In the text on sudden hearing loss, list each treatment named in the sentence that begins "These include vasoactive substances".

START TEXT EXCERPT

Keywords: Anticoagulation, blood viscosity, fibrinolysis, fibrinolytic therapy, hemodilution, idiopathic, meta-analysis, rheopheresis, sudden deafness, sudden hearing loss, systematic review


How to cite this article:
Li Y. Interventions in the management of blood viscosity for idiopathic sudden sensorineural hearing loss: A meta-analysis. J Health Res Rev 2017;4:50-61

How to cite this URL:
Li Y. Interventions in the management of blood viscosity for idiopathic sudden sensorineural hearing loss: A meta-analysis. J Health Res Rev [serial online] 2017 [cited 2024 Mar 29];4:50-61. Available from: https://www.jhrr.org/text.asp?2017/4/2/50/208116




  Introduction Top


Idiopathic sudden sensorineural hearing loss (ISSNHL) often presents with a sudden deafness without a clear precipitating cause. ISSNHL is diagnosed based on an abrupt or rapidly progressing hearing loss of at least 30 dB in at least three contiguous frequencies over a period of no more than 3 days.[1] Its incidence has been estimated at 8–15/100,000 persons per year.[2],[3] The age of the patient population is averaged between 40 and 54 years, and there is almost an equal gender distribution of the disease.[1]

Despite recent advances in medicine, the etiology of ISSNHL remains unclear.[4] Different theories have been propounded, including disturbance of cochlear blood flow, autoimmune disease, viral infections, or a combination of such mechanisms.[5],[6],[7] As a result, various treatments are applied for ISSNHL. These include vasoactive substances, antiviral agents, vitamins, fibrinolytics, hyperbaric oxygen and more commonly, oral or intratympanic steroids.[8] However, there is lack of an evidence-based approach to evaluate the effectiveness of most treatments of this condition.

Although there is unlikely a single cause to the disease, disturbance of cochlear microcirculation is now commonly considered as a leading one.[9] It has been demonstrated in animal models that mammalian cochlear is sensitive to changes in microcirculation. Loss of function of the organ of Corti could be triggered by even trivial impairment of perfusion.[10] In addition, the labyrinthic artery, which is a functional end artery, is the only blood supply of the inner ear. Therefore, it is not likely to compensate for the disturbance of cochlear blood flow by shunting from the periphery.[11] Studies also show significant correlation between cardiovascular risk factors and incidence of ISSNHL, indicating vascular event in the pathogenesis of disease.[12],[13] The fact that most cases of ISSNHL are unilateral and of instant onset also supports the hypothesis that ISSNHL has a vascular cause.[1]

Local blood flow is largely determined by blood viscosity. Since the blood flow velocity decreases in the microcirculation area, high blood viscosity leads to a higher chance of local sludging, which causes further slowing of the blood flow in the microcirculation area with a decrease of the shear rate, resulting in increased blood viscosity. This decreases the capacity of O2 transport in the blood and causes microthrombosis and damage to the endothelium. Therefore, interventions that reduce blood viscosity could improve microcirculation and be of therapeutic effectiveness to this disease. The major factors influencing blood viscosity include red blood cells and levels of plasma protein or fibrinogen.[14] Therefore, any intervention that reduces the plasma level of fibrinogen or large-molecule protein, erythrocyte deformability, or inhibits hematocyte aggregation could effectively reduce blood viscosity. Rheologic treatment (e.g., hydroxyethyl starch, dextran, and pentoxifylline), in this sense, has numerous biologic actions, including hemodilutional effect, inhibition of platelet and erythrocyte aggregation.[15] In addition to defibrinogenase (e.g., Batroxobin) or plasmapheresis (e.g., fibrinogen apheresis) that reduces plasma fibrinogen and low-density lipoprotein (LDL) level, they, in general, are believed to be effective reducing blood viscosity and leading to improved microcirculation, greater capillary flow, and a better oxygen supply of the cochlea.[11]

As the etiology of ISSNHL remains unclear, quite a few clinicians apply a multimodal treatment strategy, assuming that one or more treatment approaches may reverse the pathophysiologic changes in the auditory system. Although this strategy ensures at least one effective treatment may be provided to the patient, it has obscured the effect of any individual treatment as well as exposed the patients to a number of side effects.[1] Therefore, this study is aimed to identify and assess all randomized control trials (RCTs) that isolate the effectiveness of interventions that manage blood viscosity for ISSNHL, and to produce reliable estimates of the efficacy of this treatment approach using a meta-analysis method.

END TEXT EXCERPT
START RECORDED INFORMATION

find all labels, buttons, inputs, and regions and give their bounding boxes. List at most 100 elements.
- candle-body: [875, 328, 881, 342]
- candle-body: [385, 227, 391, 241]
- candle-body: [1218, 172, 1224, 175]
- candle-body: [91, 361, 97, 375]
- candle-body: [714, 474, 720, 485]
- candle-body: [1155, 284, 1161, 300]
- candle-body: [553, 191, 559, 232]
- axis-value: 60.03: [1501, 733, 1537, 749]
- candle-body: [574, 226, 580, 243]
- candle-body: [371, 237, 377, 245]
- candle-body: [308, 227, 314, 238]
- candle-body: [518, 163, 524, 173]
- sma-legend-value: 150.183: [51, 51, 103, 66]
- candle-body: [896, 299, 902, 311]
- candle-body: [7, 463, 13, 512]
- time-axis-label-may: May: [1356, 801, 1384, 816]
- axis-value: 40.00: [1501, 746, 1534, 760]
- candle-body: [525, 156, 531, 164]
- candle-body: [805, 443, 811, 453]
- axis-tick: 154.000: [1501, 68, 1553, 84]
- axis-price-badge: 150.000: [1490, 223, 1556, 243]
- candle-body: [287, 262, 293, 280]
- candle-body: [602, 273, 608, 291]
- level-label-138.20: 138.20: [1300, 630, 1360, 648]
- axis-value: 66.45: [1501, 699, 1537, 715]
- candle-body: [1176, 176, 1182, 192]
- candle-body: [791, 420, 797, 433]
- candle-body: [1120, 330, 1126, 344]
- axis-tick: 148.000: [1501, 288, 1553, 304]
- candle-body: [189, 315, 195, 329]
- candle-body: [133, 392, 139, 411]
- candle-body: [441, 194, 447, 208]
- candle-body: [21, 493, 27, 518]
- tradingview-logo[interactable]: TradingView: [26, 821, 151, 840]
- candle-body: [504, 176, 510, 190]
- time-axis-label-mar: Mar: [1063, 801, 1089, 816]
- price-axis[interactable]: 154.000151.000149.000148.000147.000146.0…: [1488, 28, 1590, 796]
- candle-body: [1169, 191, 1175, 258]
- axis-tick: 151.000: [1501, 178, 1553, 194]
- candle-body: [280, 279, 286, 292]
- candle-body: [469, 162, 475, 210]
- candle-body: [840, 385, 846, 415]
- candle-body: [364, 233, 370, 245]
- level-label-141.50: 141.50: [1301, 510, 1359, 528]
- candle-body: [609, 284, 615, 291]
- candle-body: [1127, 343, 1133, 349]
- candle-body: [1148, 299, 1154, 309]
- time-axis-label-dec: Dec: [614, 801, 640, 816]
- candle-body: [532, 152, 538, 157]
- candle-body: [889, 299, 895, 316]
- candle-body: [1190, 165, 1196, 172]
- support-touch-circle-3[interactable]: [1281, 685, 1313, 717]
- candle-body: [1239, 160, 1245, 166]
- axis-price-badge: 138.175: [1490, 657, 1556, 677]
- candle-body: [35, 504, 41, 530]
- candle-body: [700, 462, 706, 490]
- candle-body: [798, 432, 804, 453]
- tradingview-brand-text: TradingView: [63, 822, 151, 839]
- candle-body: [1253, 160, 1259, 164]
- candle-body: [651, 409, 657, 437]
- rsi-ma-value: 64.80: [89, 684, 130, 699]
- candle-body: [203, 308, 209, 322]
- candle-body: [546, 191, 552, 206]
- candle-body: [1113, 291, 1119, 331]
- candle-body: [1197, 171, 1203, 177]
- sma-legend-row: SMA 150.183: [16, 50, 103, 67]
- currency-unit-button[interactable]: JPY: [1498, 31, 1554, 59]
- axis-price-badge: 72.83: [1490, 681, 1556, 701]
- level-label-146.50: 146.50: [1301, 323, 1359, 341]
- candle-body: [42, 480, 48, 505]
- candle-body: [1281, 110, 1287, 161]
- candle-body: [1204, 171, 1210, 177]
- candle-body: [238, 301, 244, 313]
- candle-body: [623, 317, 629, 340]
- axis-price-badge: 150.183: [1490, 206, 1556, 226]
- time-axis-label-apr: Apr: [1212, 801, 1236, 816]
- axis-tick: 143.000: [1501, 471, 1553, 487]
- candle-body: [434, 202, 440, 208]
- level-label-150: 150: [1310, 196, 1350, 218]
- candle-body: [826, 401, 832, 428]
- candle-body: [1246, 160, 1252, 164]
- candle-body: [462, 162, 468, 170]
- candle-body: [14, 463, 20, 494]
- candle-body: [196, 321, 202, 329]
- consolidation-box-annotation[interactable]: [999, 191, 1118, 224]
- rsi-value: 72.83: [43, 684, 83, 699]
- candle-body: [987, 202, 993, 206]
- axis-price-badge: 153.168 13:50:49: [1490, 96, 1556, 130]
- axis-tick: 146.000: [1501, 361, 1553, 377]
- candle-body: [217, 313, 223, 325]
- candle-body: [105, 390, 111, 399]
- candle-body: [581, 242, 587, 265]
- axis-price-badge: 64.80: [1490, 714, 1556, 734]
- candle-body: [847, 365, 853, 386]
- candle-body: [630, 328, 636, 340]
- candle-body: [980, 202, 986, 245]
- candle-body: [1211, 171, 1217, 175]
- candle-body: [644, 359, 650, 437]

END RECORDED INFORMATION

### YOUR RESPONSE
- vasoactive substances
- antiviral agents
- vitamins
- fibrinolytics
- hyperbaric oxygen
- oral or intratympanic steroids